start
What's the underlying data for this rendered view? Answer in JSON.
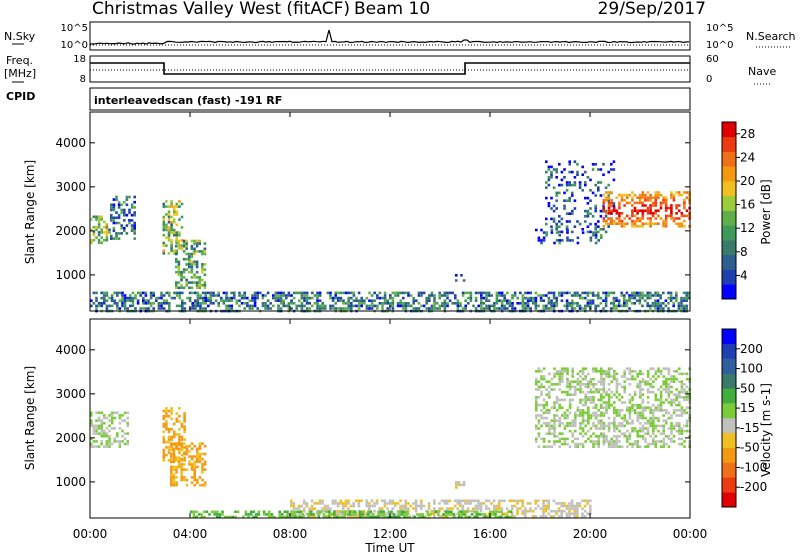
{
  "header": {
    "title": "Christmas Valley West (fitACF)",
    "beam": "Beam 10",
    "date": "29/Sep/2017"
  },
  "top_strip": {
    "nsky_label": "N.Sky",
    "nsky_ticks": [
      "10^5",
      "10^0"
    ],
    "nsearch_label": "N.Search",
    "nsearch_ticks": [
      "10^5",
      "10^0"
    ],
    "freq_label_1": "Freq.",
    "freq_label_2": "[MHz]",
    "freq_ticks": [
      "18",
      "8"
    ],
    "nave_label": "Nave",
    "nave_ticks": [
      "60",
      "0"
    ],
    "cpid_label": "CPID",
    "cpid_text": "interleavedscan (fast) -191 RF"
  },
  "colors": {
    "axis": "#000000",
    "no_data": "#ffffff",
    "ground_scatter": "#c0c0bc"
  },
  "chart_data": [
    {
      "type": "heatmap",
      "panel": "power",
      "ylabel": "Slant Range [km]",
      "xlabel": "",
      "x_ticks": [
        "00:00",
        "04:00",
        "08:00",
        "12:00",
        "16:00",
        "20:00",
        "00:00"
      ],
      "xlim_hours": [
        0,
        24
      ],
      "ylim_km": [
        180,
        4700
      ],
      "y_ticks": [
        1000,
        2000,
        3000,
        4000
      ],
      "colorbar": {
        "label": "Power [dB]",
        "range": [
          0,
          30
        ],
        "ticks": [
          4,
          8,
          12,
          16,
          20,
          24,
          28
        ],
        "colors": [
          "#0000ff",
          "#1d3fb0",
          "#2f5f8f",
          "#3a7a6a",
          "#3f9a5a",
          "#5fb04a",
          "#9ccc3a",
          "#f0c020",
          "#f39a10",
          "#f0701a",
          "#ee3a10",
          "#e00000"
        ]
      },
      "regions": [
        {
          "name": "early-west",
          "t": [
            0.0,
            0.8
          ],
          "r": [
            1750,
            2350
          ],
          "level": 14
        },
        {
          "name": "early-east",
          "t": [
            0.8,
            1.8
          ],
          "r": [
            1800,
            2800
          ],
          "level": 8
        },
        {
          "name": "pre-dawn",
          "t": [
            2.9,
            3.7
          ],
          "r": [
            1500,
            2700
          ],
          "level": 14
        },
        {
          "name": "dawn",
          "t": [
            3.4,
            4.6
          ],
          "r": [
            700,
            1800
          ],
          "level": 12
        },
        {
          "name": "mid-patch",
          "t": [
            14.6,
            15.0
          ],
          "r": [
            880,
            1020
          ],
          "level": 7
        },
        {
          "name": "near-range",
          "t": [
            0.0,
            24.0
          ],
          "r": [
            190,
            620
          ],
          "level": 8
        },
        {
          "name": "evening-weak",
          "t": [
            17.8,
            20.6
          ],
          "r": [
            1750,
            2050
          ],
          "level": 6
        },
        {
          "name": "evening-spread",
          "t": [
            18.2,
            21.0
          ],
          "r": [
            2000,
            3600
          ],
          "level": 5
        },
        {
          "name": "late-band",
          "t": [
            20.5,
            24.0
          ],
          "r": [
            2100,
            2900
          ],
          "level": 20
        }
      ]
    },
    {
      "type": "heatmap",
      "panel": "velocity",
      "ylabel": "Slant Range [km]",
      "xlabel": "Time UT",
      "x_ticks": [
        "00:00",
        "04:00",
        "08:00",
        "12:00",
        "16:00",
        "20:00",
        "00:00"
      ],
      "xlim_hours": [
        0,
        24
      ],
      "ylim_km": [
        180,
        4700
      ],
      "y_ticks": [
        1000,
        2000,
        3000,
        4000
      ],
      "colorbar": {
        "label": "Velocity [m s-1]",
        "range": [
          -250,
          250
        ],
        "ticks": [
          200,
          100,
          50,
          15,
          -15,
          -50,
          -100,
          -200
        ],
        "colors": [
          "#e00000",
          "#ee3a10",
          "#f0701a",
          "#f39a10",
          "#f0c020",
          "#c0c0bc",
          "#7ccc3a",
          "#3fae3a",
          "#3a7a6a",
          "#2f5f9f",
          "#1d3fb0",
          "#0000ff"
        ]
      },
      "regions": [
        {
          "name": "early-ground",
          "t": [
            0.0,
            1.5
          ],
          "r": [
            1800,
            2600
          ],
          "level": 0
        },
        {
          "name": "pre-dawn",
          "t": [
            2.9,
            3.8
          ],
          "r": [
            1500,
            2700
          ],
          "level": -90
        },
        {
          "name": "dawn",
          "t": [
            3.2,
            4.6
          ],
          "r": [
            900,
            1900
          ],
          "level": -90
        },
        {
          "name": "near-range-day",
          "t": [
            8.0,
            20.0
          ],
          "r": [
            190,
            600
          ],
          "level": -30
        },
        {
          "name": "near-range-green",
          "t": [
            4.0,
            17.0
          ],
          "r": [
            190,
            350
          ],
          "level": 40
        },
        {
          "name": "mid-patch",
          "t": [
            14.6,
            15.0
          ],
          "r": [
            880,
            1020
          ],
          "level": -40
        },
        {
          "name": "evening-ground",
          "t": [
            17.8,
            24.0
          ],
          "r": [
            1800,
            3600
          ],
          "level": 0
        }
      ]
    }
  ]
}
end
**WHAT IS NEEDED**:
Return each line in the records that holds the string "early".

**THE OUTPUT**:
          "name": "early-west",
          "name": "early-east",
          "name": "early-ground",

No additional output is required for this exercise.